(Dataset items)
Begin
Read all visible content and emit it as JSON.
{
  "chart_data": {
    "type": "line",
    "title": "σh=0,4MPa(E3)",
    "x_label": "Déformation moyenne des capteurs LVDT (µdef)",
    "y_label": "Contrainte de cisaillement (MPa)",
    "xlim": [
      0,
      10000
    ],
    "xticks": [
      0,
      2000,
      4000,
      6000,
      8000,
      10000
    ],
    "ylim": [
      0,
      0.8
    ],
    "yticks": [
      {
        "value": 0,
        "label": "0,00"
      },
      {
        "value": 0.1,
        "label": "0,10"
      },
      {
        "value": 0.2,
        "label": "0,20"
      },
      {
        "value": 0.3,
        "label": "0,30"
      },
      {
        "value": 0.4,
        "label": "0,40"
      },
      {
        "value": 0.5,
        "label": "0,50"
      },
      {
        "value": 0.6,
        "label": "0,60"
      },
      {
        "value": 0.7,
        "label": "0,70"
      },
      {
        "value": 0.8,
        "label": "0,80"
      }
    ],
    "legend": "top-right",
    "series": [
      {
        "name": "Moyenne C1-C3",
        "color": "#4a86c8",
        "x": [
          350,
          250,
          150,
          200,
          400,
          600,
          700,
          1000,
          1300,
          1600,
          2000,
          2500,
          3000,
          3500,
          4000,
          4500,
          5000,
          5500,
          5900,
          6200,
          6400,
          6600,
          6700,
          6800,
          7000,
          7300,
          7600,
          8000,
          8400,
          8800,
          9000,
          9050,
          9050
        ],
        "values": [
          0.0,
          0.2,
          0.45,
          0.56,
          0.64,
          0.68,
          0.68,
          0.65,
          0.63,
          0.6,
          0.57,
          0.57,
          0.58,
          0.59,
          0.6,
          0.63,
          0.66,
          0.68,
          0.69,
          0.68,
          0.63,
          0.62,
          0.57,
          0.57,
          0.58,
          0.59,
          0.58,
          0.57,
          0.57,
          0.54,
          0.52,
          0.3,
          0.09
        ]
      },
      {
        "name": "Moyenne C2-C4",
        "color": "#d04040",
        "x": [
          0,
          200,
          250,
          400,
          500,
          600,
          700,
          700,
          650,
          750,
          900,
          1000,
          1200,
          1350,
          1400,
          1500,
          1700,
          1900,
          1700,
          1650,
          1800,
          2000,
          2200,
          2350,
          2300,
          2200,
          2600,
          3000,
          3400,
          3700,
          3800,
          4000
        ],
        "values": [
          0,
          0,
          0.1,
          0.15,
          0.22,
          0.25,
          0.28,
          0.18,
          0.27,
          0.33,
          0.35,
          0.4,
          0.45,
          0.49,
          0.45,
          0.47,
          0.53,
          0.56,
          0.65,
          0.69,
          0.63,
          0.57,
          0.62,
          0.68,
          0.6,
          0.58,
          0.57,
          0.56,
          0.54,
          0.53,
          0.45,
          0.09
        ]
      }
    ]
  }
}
End
§ Task to carry out:
The entries above should be repeated exactly, every one of them.

§ Worked answer:
Read all visible content and emit it as JSON.
{
  "chart_data": {
    "type": "line",
    "title": "σh=0,4MPa(E3)",
    "x_label": "Déformation moyenne des capteurs LVDT (µdef)",
    "y_label": "Contrainte de cisaillement (MPa)",
    "xlim": [
      0,
      10000
    ],
    "xticks": [
      0,
      2000,
      4000,
      6000,
      8000,
      10000
    ],
    "ylim": [
      0,
      0.8
    ],
    "yticks": [
      {
        "value": 0,
        "label": "0,00"
      },
      {
        "value": 0.1,
        "label": "0,10"
      },
      {
        "value": 0.2,
        "label": "0,20"
      },
      {
        "value": 0.3,
        "label": "0,30"
      },
      {
        "value": 0.4,
        "label": "0,40"
      },
      {
        "value": 0.5,
        "label": "0,50"
      },
      {
        "value": 0.6,
        "label": "0,60"
      },
      {
        "value": 0.7,
        "label": "0,70"
      },
      {
        "value": 0.8,
        "label": "0,80"
      }
    ],
    "legend": "top-right",
    "series": [
      {
        "name": "Moyenne C1-C3",
        "color": "#4a86c8",
        "x": [
          350,
          250,
          150,
          200,
          400,
          600,
          700,
          1000,
          1300,
          1600,
          2000,
          2500,
          3000,
          3500,
          4000,
          4500,
          5000,
          5500,
          5900,
          6200,
          6400,
          6600,
          6700,
          6800,
          7000,
          7300,
          7600,
          8000,
          8400,
          8800,
          9000,
          9050,
          9050
        ],
        "values": [
          0.0,
          0.2,
          0.45,
          0.56,
          0.64,
          0.68,
          0.68,
          0.65,
          0.63,
          0.6,
          0.57,
          0.57,
          0.58,
          0.59,
          0.6,
          0.63,
          0.66,
          0.68,
          0.69,
          0.68,
          0.63,
          0.62,
          0.57,
          0.57,
          0.58,
          0.59,
          0.58,
          0.57,
          0.57,
          0.54,
          0.52,
          0.3,
          0.09
        ]
      },
      {
        "name": "Moyenne C2-C4",
        "color": "#d04040",
        "x": [
          0,
          200,
          250,
          400,
          500,
          600,
          700,
          700,
          650,
          750,
          900,
          1000,
          1200,
          1350,
          1400,
          1500,
          1700,
          1900,
          1700,
          1650,
          1800,
          2000,
          2200,
          2350,
          2300,
          2200,
          2600,
          3000,
          3400,
          3700,
          3800,
          4000
        ],
        "values": [
          0,
          0,
          0.1,
          0.15,
          0.22,
          0.25,
          0.28,
          0.18,
          0.27,
          0.33,
          0.35,
          0.4,
          0.45,
          0.49,
          0.45,
          0.47,
          0.53,
          0.56,
          0.65,
          0.69,
          0.63,
          0.57,
          0.62,
          0.68,
          0.6,
          0.58,
          0.57,
          0.56,
          0.54,
          0.53,
          0.45,
          0.09
        ]
      }
    ]
  }
}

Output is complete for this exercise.